◆ **Artikel**
Braunschweig. Experten fordern den Einsatz von Bodentruppen. Die Türkei will keinen Alleingang.

Unser Leserin Elke Klug aus Schöningen fragt:

Wie ist es möglich, dass der IS weiter auf dem Vormarsch ist, obwohl sich einige Staaten bereit erklärt haben, allen voran die USA, den IS mit Luftangriffen zu bombardieren?

Die Antwort recherchierten Katrin Teschner und unsere Agenturen

Seit etwa 60 Tagen werfen die USA Bomben über Irak und später auch dem benachbarten Syrien ab. Und wenngleich der rasche Vormarsch des IS etwas verlangsamt wurde, ist die Operation alles andere als ein Erfolg. In der nordsyrischen Stadt Kobane droht ein Massaker der Dschihadisten an den belagerten Kurden.

Glaubt man Militärstrategen und den Analysten der Thinktanks in Washington, haben sich die Extremisten tatsächlich sehr schnell auf die Luftangriffe der USA und ihrer Verbündeten eingestellt.

Das US-Verteidigungsministerium befürchtet, dass die bisherigen Maßnahmen an ihre Grenzen stoßen. „Luftangriffe alleine werden die Stadt Kobane nicht retten“, sagte Pentagon-Sprecher John Kirby. Auch andere Städte würden wahrscheinlich noch unter die Kontrolle der Dschihadisten fallen. Im syrischen Bürgerkrieg fehle derzeit ein „williger, fähiger, effektiver Partner“, um es mit der IS-Miliz am Boden aufzunehmen.

Mangels Spezialtruppen auf syrischem Boden fehlen dem US-Militär wichtige Erkenntnisse, um IS-Anführer gezielt zu töten. Der IS passe sich an, indem Hauptquartiere geräumt, Truppen zerstreut und neue Möglichkeiten für Training und Nachschub gefunden würden, beschreibt Oberst Clint Hinote von der US-Luftwaffe in einem Beitrag für den „Council on Foreign Relations“ die Lage. Auch Pentagon-Sprecher Kirby sagt, die Extremisten hätten sich verteilt, versteckten sich in der Bevölkerung und kommunizierten anders. Für durchschlagende militärische Erfolge braucht es nach Einschätzung vieler Experten eine zumindest begrenzte Zahl von Bodentruppen, die Ziele identifizieren, markieren und damit die Luftangriffe präzise ausrichten. Diesen Job können Aufnahmen von Überwachungsflügen und Satellitenbilder einfach nicht ersetzen. Ein Einsatz von Bodentruppen ist jedoch so schnell nicht in Sicht.

Einträge aus einem Datensatz:
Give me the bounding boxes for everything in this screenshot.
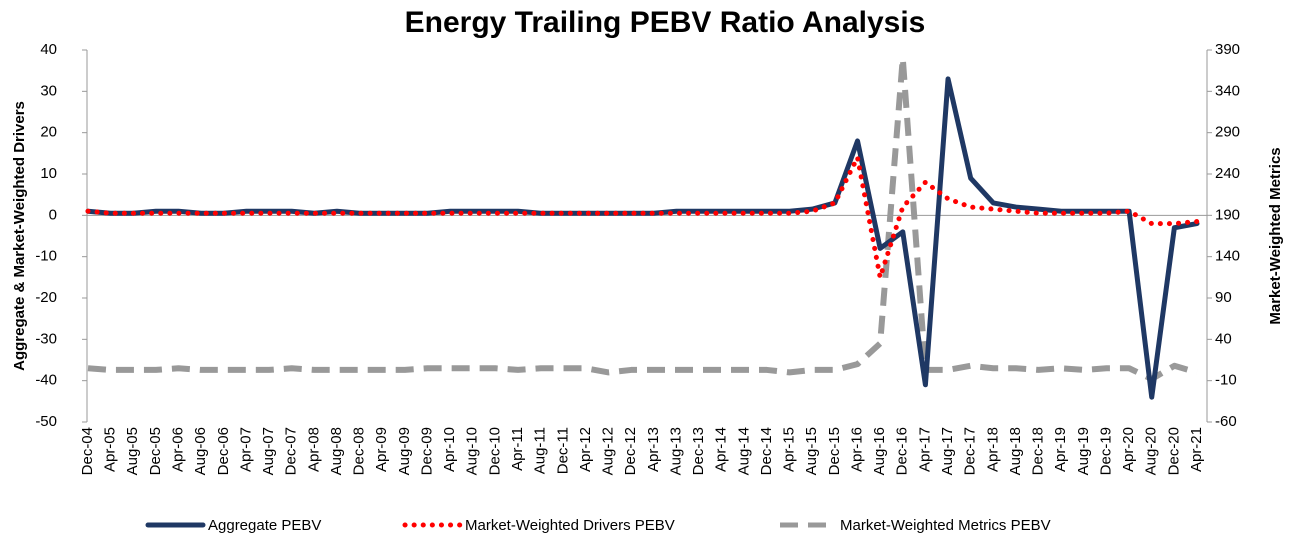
x-tick-label: Dec-11	[554, 427, 571, 474]
x-tick-label: Apr-08	[305, 427, 322, 472]
x-tick-label: Aug-16	[871, 427, 888, 475]
x-tick-label: Apr-12	[577, 427, 594, 472]
x-tick-label: Apr-18	[984, 427, 1001, 472]
x-tick-label: Dec-17	[962, 427, 979, 475]
x-tick-label: Aug-12	[600, 427, 617, 475]
x-tick-label: Dec-04	[79, 427, 96, 475]
y2-tick-label: 140	[1215, 248, 1240, 265]
x-tick-label: Apr-06	[169, 427, 186, 472]
y2-tick-label: -60	[1215, 413, 1237, 430]
x-tick-label: Aug-13	[667, 427, 684, 475]
series-line	[85, 154, 1200, 280]
y2-tick-label: 190	[1215, 206, 1240, 223]
x-tick-label: Aug-20	[1143, 427, 1160, 475]
x-tick-label: Apr-20	[1120, 427, 1137, 472]
x-tick-label: Apr-17	[916, 427, 933, 472]
y2-axis-title: Market-Weighted Metrics	[1267, 147, 1284, 324]
legend-label: Market-Weighted Metrics PEBV	[840, 517, 1051, 534]
x-tick-label: Aug-11	[532, 427, 549, 474]
x-tick-label: Dec-06	[215, 427, 232, 475]
y-tick-label: 20	[40, 124, 57, 141]
legend-label: Aggregate PEBV	[208, 517, 321, 534]
chart-title: Energy Trailing PEBV Ratio Analysis	[405, 6, 926, 39]
x-tick-label: Dec-09	[418, 427, 435, 475]
x-tick-label: Aug-10	[464, 427, 481, 475]
y2-tick-label: 290	[1215, 124, 1240, 141]
x-tick-label: Aug-09	[396, 427, 413, 475]
x-tick-label: Apr-11	[509, 427, 526, 471]
y-tick-label: -10	[35, 248, 57, 265]
x-tick-label: Aug-06	[192, 427, 209, 475]
x-tick-label: Aug-14	[735, 427, 752, 475]
y2-tick-label: 90	[1215, 289, 1232, 306]
x-tick-label: Aug-19	[1075, 427, 1092, 475]
x-tick-label: Dec-16	[894, 427, 911, 475]
x-tick-label: Apr-07	[237, 427, 254, 472]
x-tick-label: Aug-05	[124, 427, 141, 475]
x-tick-label: Apr-15	[781, 427, 798, 472]
y-tick-label: -20	[35, 289, 57, 306]
y2-tick-label: 340	[1215, 82, 1240, 99]
x-tick-label: Aug-17	[939, 427, 956, 475]
series-line	[87, 55, 1198, 383]
y2-tick-label: 390	[1215, 41, 1240, 58]
x-tick-label: Apr-16	[848, 427, 865, 472]
x-tick-label: Dec-15	[826, 427, 843, 475]
x-tick-label: Dec-05	[147, 427, 164, 475]
x-tick-label: Apr-21	[1188, 427, 1205, 472]
x-tick-label: Apr-13	[645, 427, 662, 472]
x-tick-label: Dec-14	[758, 427, 775, 475]
x-tick-label: Aug-08	[328, 427, 345, 475]
y-tick-label: 30	[40, 82, 57, 99]
x-tick-label: Apr-19	[1052, 427, 1069, 472]
y2-tick-label: -10	[1215, 372, 1237, 389]
x-tick-label: Apr-10	[441, 427, 458, 472]
y-tick-label: 10	[40, 165, 57, 182]
y-tick-label: 0	[49, 206, 57, 223]
x-tick-label: Dec-08	[351, 427, 368, 475]
x-tick-label: Aug-07	[260, 427, 277, 475]
x-tick-label: Apr-05	[102, 427, 119, 472]
x-tick-label: Dec-18	[1030, 427, 1047, 475]
y-tick-label: -30	[35, 330, 57, 347]
y-tick-label: 40	[40, 41, 57, 58]
y2-tick-label: 40	[1215, 330, 1232, 347]
y-axis-title: Aggregate & Market-Weighted Drivers	[11, 101, 28, 371]
x-tick-label: Apr-14	[713, 427, 730, 472]
y-tick-label: -50	[35, 413, 57, 430]
x-tick-label: Apr-09	[373, 427, 390, 472]
x-tick-label: Dec-19	[1097, 427, 1114, 475]
series-line	[85, 76, 1200, 400]
x-tick-label: Dec-10	[486, 427, 503, 475]
y2-tick-label: 240	[1215, 165, 1240, 182]
x-tick-label: Dec-13	[690, 427, 707, 475]
legend-label: Market-Weighted Drivers PEBV	[465, 517, 675, 534]
y-tick-label: -40	[35, 372, 57, 389]
x-tick-label: Dec-07	[283, 427, 300, 475]
x-tick-label: Aug-18	[1007, 427, 1024, 475]
x-tick-label: Dec-12	[622, 427, 639, 475]
x-tick-label: Dec-20	[1165, 427, 1182, 475]
x-tick-label: Aug-15	[803, 427, 820, 475]
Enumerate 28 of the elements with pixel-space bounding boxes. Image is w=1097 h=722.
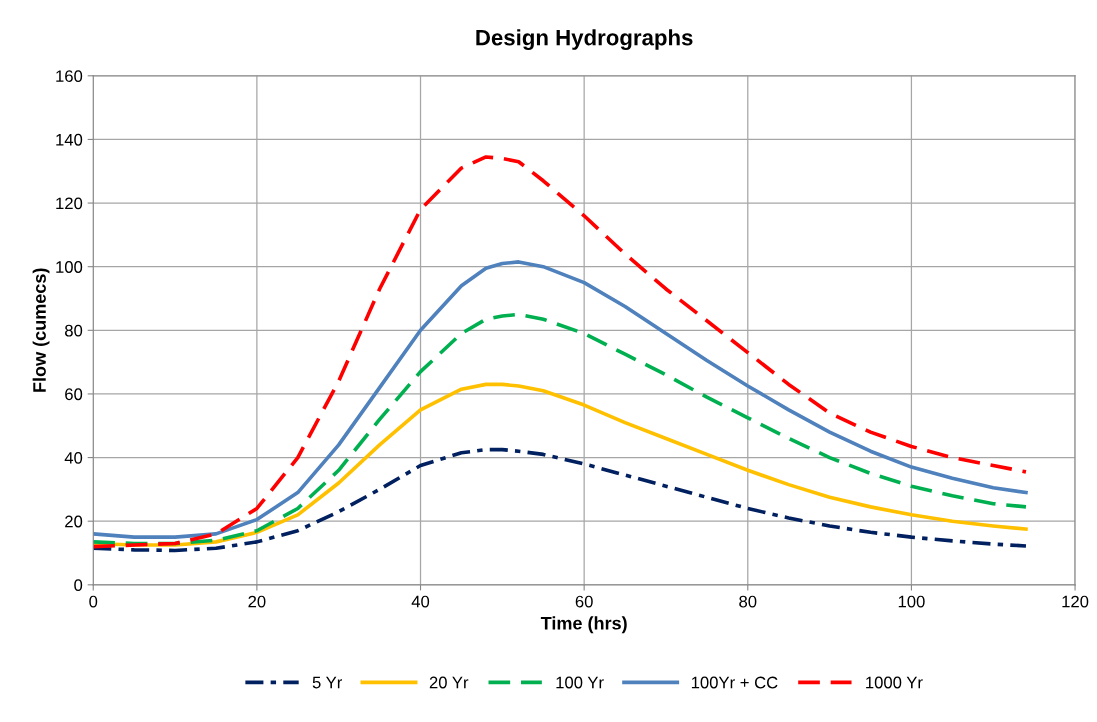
x-tick-label: 40: [411, 595, 430, 608]
line-series: [93, 260, 1028, 539]
x-tick-label: 0: [89, 595, 98, 608]
y-tick-label: 120: [56, 197, 83, 210]
y-tick-label: 140: [56, 133, 83, 146]
legend-label: 100 Yr: [556, 676, 604, 689]
y-tick-label: 80: [65, 324, 83, 337]
x-tick-label: 100: [898, 595, 925, 608]
chart-title: Design Hydrographs: [476, 29, 693, 50]
y-tick-label: 160: [56, 70, 83, 83]
legend-label: 1000 Yr: [866, 676, 923, 689]
line-series: [93, 447, 1028, 553]
legend-label: 100Yr + CC: [691, 676, 778, 689]
legend-label: 20 Yr: [429, 676, 469, 689]
x-tick-label: 80: [739, 595, 757, 608]
y-tick-label: 0: [74, 579, 83, 592]
y-axis-title: Flow (cumecs): [32, 268, 50, 392]
x-tick-label: 120: [1062, 595, 1089, 608]
legend-label: 5 Yr: [312, 676, 343, 689]
y-tick-label: 40: [64, 451, 83, 464]
x-tick-label: 60: [575, 595, 593, 608]
line-series: [93, 312, 1028, 546]
y-tick-label: 60: [65, 388, 83, 401]
line-series: [93, 155, 1028, 549]
x-tick-label: 20: [248, 595, 266, 608]
y-tick-label: 20: [65, 515, 83, 528]
x-axis-title: Time (hrs): [540, 616, 627, 634]
y-tick-label: 100: [56, 261, 83, 273]
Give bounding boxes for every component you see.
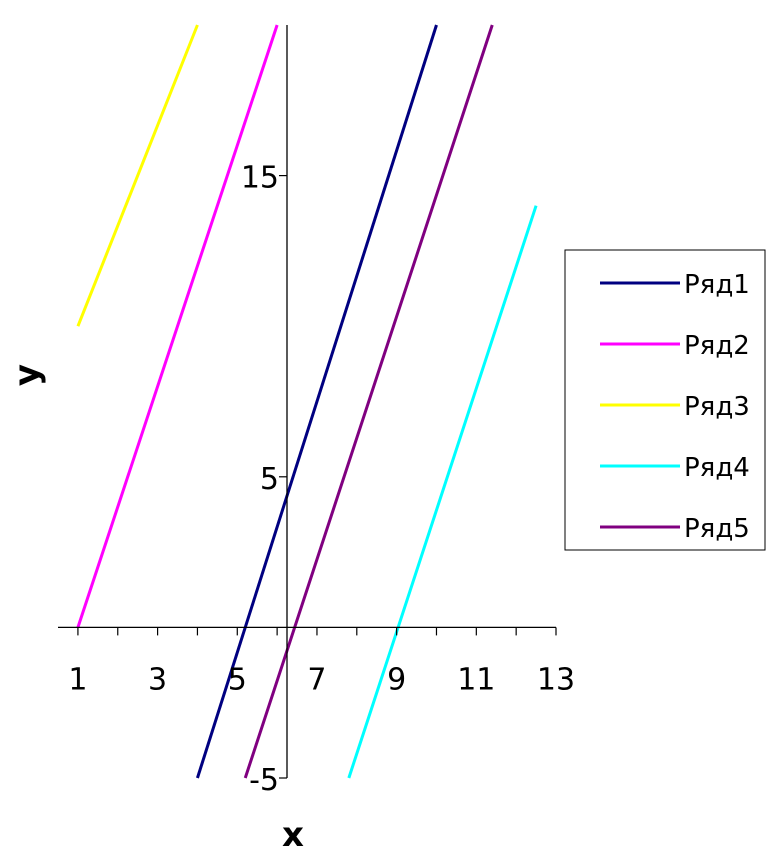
legend-label-1: Ряд1 bbox=[684, 270, 750, 300]
legend-label-2: Ряд2 bbox=[684, 331, 750, 361]
y-axis-title: y bbox=[7, 364, 47, 386]
legend-items: Ряд1 Ряд2 Ряд3 Ряд4 Ряд5 bbox=[600, 270, 750, 544]
series-line-2 bbox=[76, 24, 279, 628]
x-tick-label-6: 13 bbox=[537, 662, 575, 697]
legend-label-3: Ряд3 bbox=[684, 392, 750, 422]
legend-label-5: Ряд5 bbox=[684, 514, 750, 544]
x-tick-label-3: 7 bbox=[307, 662, 326, 697]
y-tick-label-1: 5 bbox=[260, 462, 279, 497]
series-line-3 bbox=[76, 24, 199, 327]
y-tick-labels: -5 5 15 bbox=[241, 161, 279, 798]
y-ticks bbox=[279, 175, 287, 779]
x-tick-label-2: 5 bbox=[228, 662, 247, 697]
y-tick-label-0: -5 bbox=[249, 763, 279, 798]
x-tick-labels: 1 3 5 7 9 11 13 bbox=[68, 662, 575, 697]
legend-label-4: Ряд4 bbox=[684, 453, 750, 483]
x-tick-label-4: 9 bbox=[387, 662, 406, 697]
series-line-4 bbox=[347, 205, 538, 779]
series-line-5 bbox=[243, 24, 494, 779]
x-tick-label-1: 3 bbox=[148, 662, 167, 697]
y-tick-label-2: 15 bbox=[241, 161, 279, 196]
legend-box bbox=[564, 249, 766, 551]
x-ticks bbox=[77, 627, 557, 636]
series-line-1 bbox=[196, 24, 438, 779]
x-axis-title: x bbox=[282, 815, 304, 855]
legend: Ряд1 Ряд2 Ряд3 Ряд4 Ряд5 bbox=[564, 249, 766, 551]
x-tick-label-5: 11 bbox=[457, 662, 495, 697]
x-tick-label-0: 1 bbox=[68, 662, 87, 697]
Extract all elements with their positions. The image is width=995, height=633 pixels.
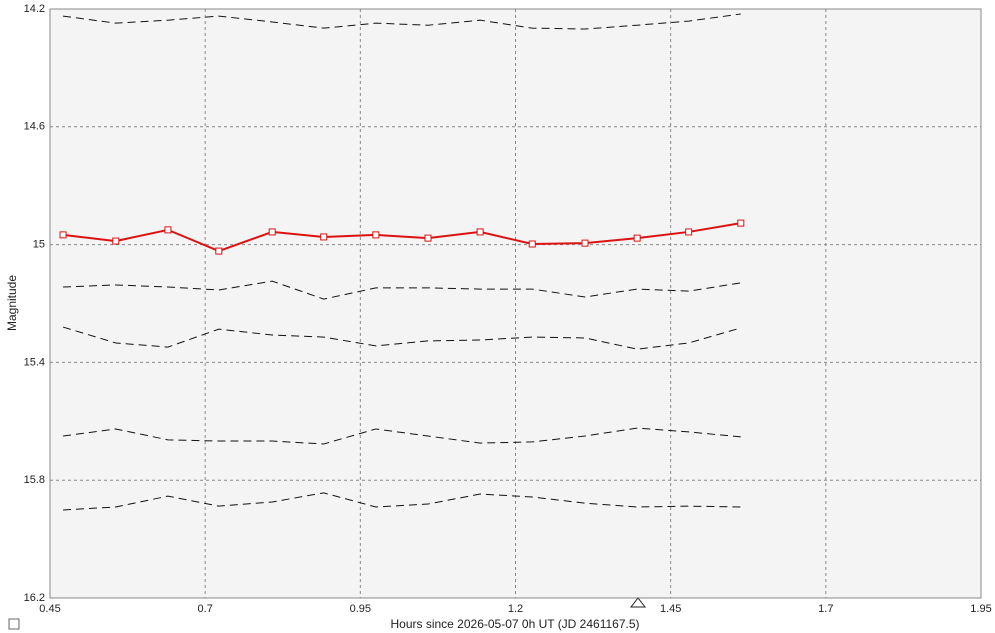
- data-point: [581, 239, 589, 247]
- y-tick-label: 15.4: [24, 356, 45, 368]
- x-tick-label: 0.7: [198, 603, 213, 615]
- y-tick-label: 14.2: [24, 3, 45, 15]
- data-point: [424, 234, 432, 242]
- series-line: [63, 492, 741, 511]
- series-line: [62, 326, 741, 350]
- corner-button[interactable]: [8, 618, 20, 630]
- y-tick-label: 14.6: [24, 121, 45, 133]
- series-line: [63, 280, 741, 300]
- data-point: [112, 237, 120, 245]
- time-marker: [629, 597, 647, 608]
- x-tick-label: 1.2: [508, 603, 523, 615]
- y-axis-title: Magnitude: [5, 275, 19, 331]
- data-point: [372, 231, 380, 239]
- x-tick-label: 1.7: [818, 603, 833, 615]
- data-point: [476, 228, 484, 236]
- data-point: [164, 226, 172, 234]
- data-point: [685, 228, 693, 236]
- data-point: [528, 240, 536, 248]
- x-tick-label: 1.45: [660, 603, 681, 615]
- data-point: [268, 228, 276, 236]
- x-tick-label: 1.95: [970, 603, 991, 615]
- series-line: [62, 13, 741, 30]
- data-point: [737, 219, 745, 227]
- data-point: [59, 231, 67, 239]
- data-point: [320, 233, 328, 241]
- y-tick-label: 15.8: [24, 474, 45, 486]
- x-axis-title: Hours since 2026-05-07 0h UT (JD 2461167…: [390, 617, 639, 631]
- x-tick-label: 0.45: [39, 603, 60, 615]
- y-tick-label: 16.2: [24, 592, 45, 604]
- y-tick-label: 15: [33, 239, 45, 251]
- series-line: [62, 222, 741, 253]
- data-point: [633, 234, 641, 242]
- x-tick-label: 0.95: [350, 603, 371, 615]
- series-line: [62, 427, 741, 445]
- data-point: [215, 247, 223, 255]
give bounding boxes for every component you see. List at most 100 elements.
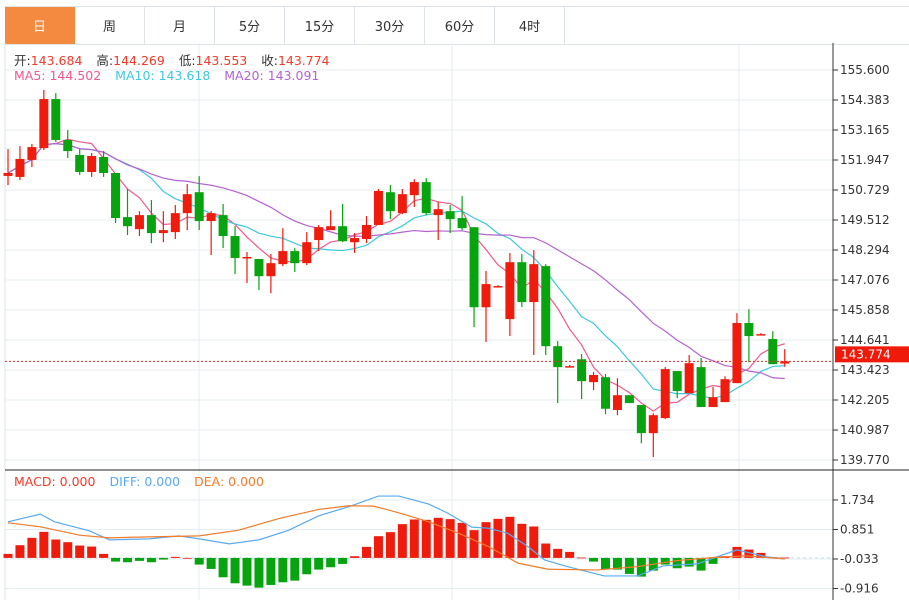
candle-body (87, 155, 97, 172)
macd-bar-negative (696, 557, 706, 571)
candle-body (589, 375, 599, 383)
candle-up (350, 233, 360, 254)
candle-body (397, 194, 407, 214)
macd-bar-negative (314, 557, 324, 570)
candle-down (517, 254, 527, 308)
price-tick-label: 154.383 (840, 93, 890, 107)
price-tick-label: 149.512 (840, 213, 890, 227)
tab-week[interactable]: 周 (75, 7, 145, 44)
macd-bar-negative (242, 557, 252, 586)
candle-down (744, 309, 754, 363)
macd-bar-positive (469, 530, 479, 558)
candle-body (123, 217, 132, 227)
macd-bar-negative (338, 557, 348, 564)
candle-down (218, 204, 228, 249)
tab-30min[interactable]: 30分 (355, 7, 425, 44)
candle-body (433, 209, 443, 216)
low-label: 低: (178, 53, 196, 68)
macd-bar-negative (589, 557, 599, 562)
candle-body (601, 377, 610, 409)
candle-body (636, 405, 646, 434)
macd-bar-positive (87, 546, 97, 558)
candle-body (338, 226, 348, 242)
macd-bar-positive (39, 531, 49, 558)
candle-body (768, 339, 778, 365)
candle-body (457, 218, 467, 229)
candle-up (612, 378, 622, 416)
candle-body (445, 211, 455, 220)
tab-4hour[interactable]: 4时 (495, 7, 565, 44)
candle-down (445, 205, 455, 234)
candle-down (541, 264, 551, 356)
tab-15min[interactable]: 15分 (285, 7, 355, 44)
macd-info: MACD: 0.000 DIFF: 0.000 DEA: 0.000 (14, 474, 274, 489)
macd-bar-negative (708, 557, 718, 564)
candle-down (696, 358, 706, 408)
candle-body (660, 369, 670, 419)
macd-bar-negative (660, 557, 670, 565)
price-tick-label: 155.600 (840, 63, 890, 77)
candle-body (672, 371, 682, 392)
candle-body (302, 242, 312, 264)
tab-60min[interactable]: 60分 (425, 7, 495, 44)
tab-day[interactable]: 日 (5, 7, 75, 44)
candle-down (111, 172, 121, 223)
price-tick-label: 145.858 (840, 303, 890, 317)
macd-bar-positive (445, 519, 455, 558)
price-tick-label: 148.294 (840, 243, 890, 257)
candle-body (756, 334, 766, 336)
ma10-line (7, 143, 785, 399)
candle-body (612, 395, 622, 410)
macd-bar-negative (230, 557, 240, 584)
macd-bar-negative (636, 557, 646, 577)
macd-bar-positive (433, 517, 443, 558)
macd-tick-label: 0.851 (840, 522, 874, 536)
candle-body (27, 147, 37, 160)
macd-bar-positive (170, 556, 180, 558)
high-label: 高: (96, 53, 114, 68)
candle-up (158, 211, 168, 243)
candle-up (433, 202, 443, 240)
candle-up (708, 387, 718, 408)
ma5-line (7, 138, 785, 412)
macd-bar-positive (350, 556, 360, 558)
period-tabs: 日 周 月 5分 15分 30分 60分 4时 (5, 6, 909, 45)
candle-down (601, 374, 610, 415)
price-tick-label: 140.987 (840, 423, 890, 437)
candle-up (278, 228, 288, 267)
candle-down (469, 227, 479, 328)
candle-up (660, 367, 670, 420)
ma-info: MA5: 144.502 MA10: 143.618 MA20: 143.091 (14, 68, 329, 83)
tab-month[interactable]: 月 (145, 7, 215, 44)
candle-body (780, 361, 790, 364)
macd-bar-negative (218, 557, 228, 578)
candle-up (409, 179, 419, 207)
candle-body (111, 172, 121, 219)
macd-bar-positive (553, 548, 563, 558)
macd-bar-negative (194, 557, 204, 565)
candle-up (565, 365, 575, 368)
candle-down (385, 185, 395, 220)
candle-down (768, 331, 778, 365)
price-tick-label: 153.165 (840, 123, 890, 137)
candle-up (756, 333, 766, 336)
candle-body (99, 156, 109, 173)
candle-body (182, 194, 192, 214)
macd-bar-positive (63, 542, 73, 558)
price-tick-label: 150.729 (840, 183, 890, 197)
ma20-value: MA20: 143.091 (224, 68, 320, 83)
candle-down (338, 204, 348, 243)
candle-up (732, 313, 742, 384)
candle-up (326, 210, 336, 231)
candle-down (254, 258, 264, 291)
macd-bar-negative (684, 557, 694, 567)
macd-bar-positive (577, 557, 587, 559)
close-value: 143.774 (277, 53, 330, 68)
macd-bar-negative (326, 557, 336, 568)
candle-up (481, 271, 491, 342)
candle-body (254, 258, 264, 277)
macd-bar-negative (672, 557, 682, 569)
tab-5min[interactable]: 5分 (215, 7, 285, 44)
ohlc-info: 开:143.684 高:144.269 低:143.553 收:143.774 (14, 50, 340, 69)
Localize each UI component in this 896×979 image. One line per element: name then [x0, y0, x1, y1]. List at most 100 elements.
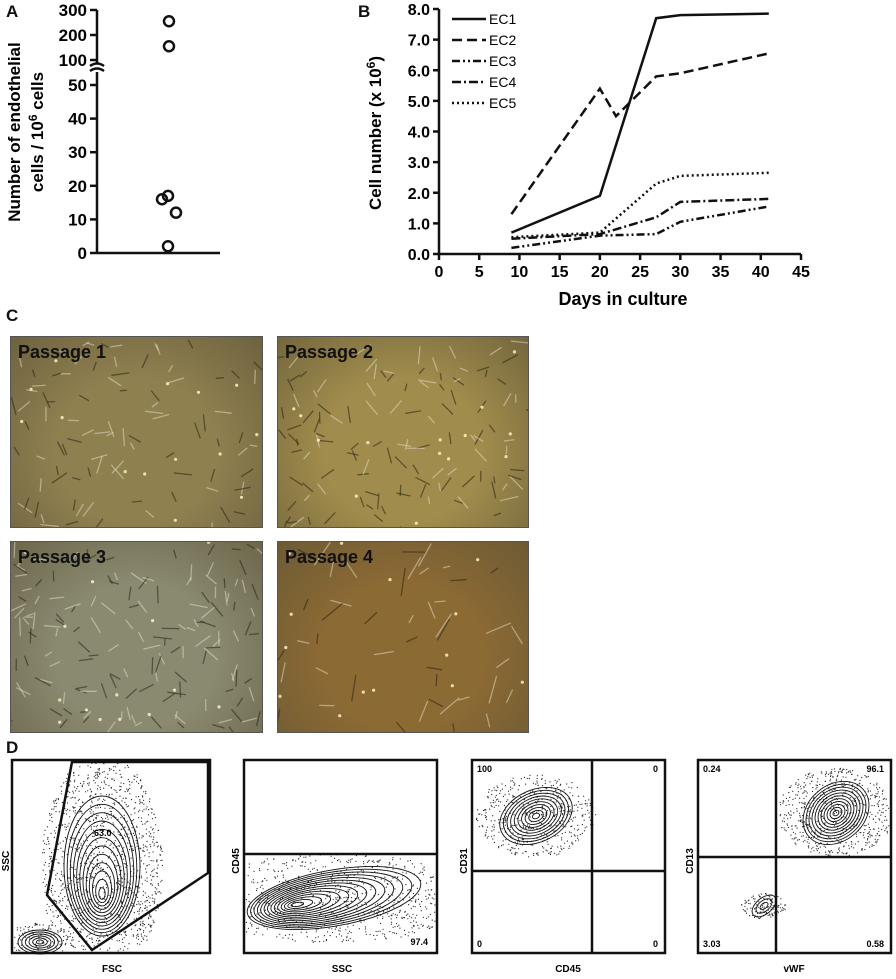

◆ **Aufgabe**
Nenne bitte alle Personen, die im Artikel über die Luftangriffe gegen den IS mit Namen genannt werden.

◆ **Schriftliche Antwort**
Elke Klug
Katrin Teschner
John Kirby
Clint Hinote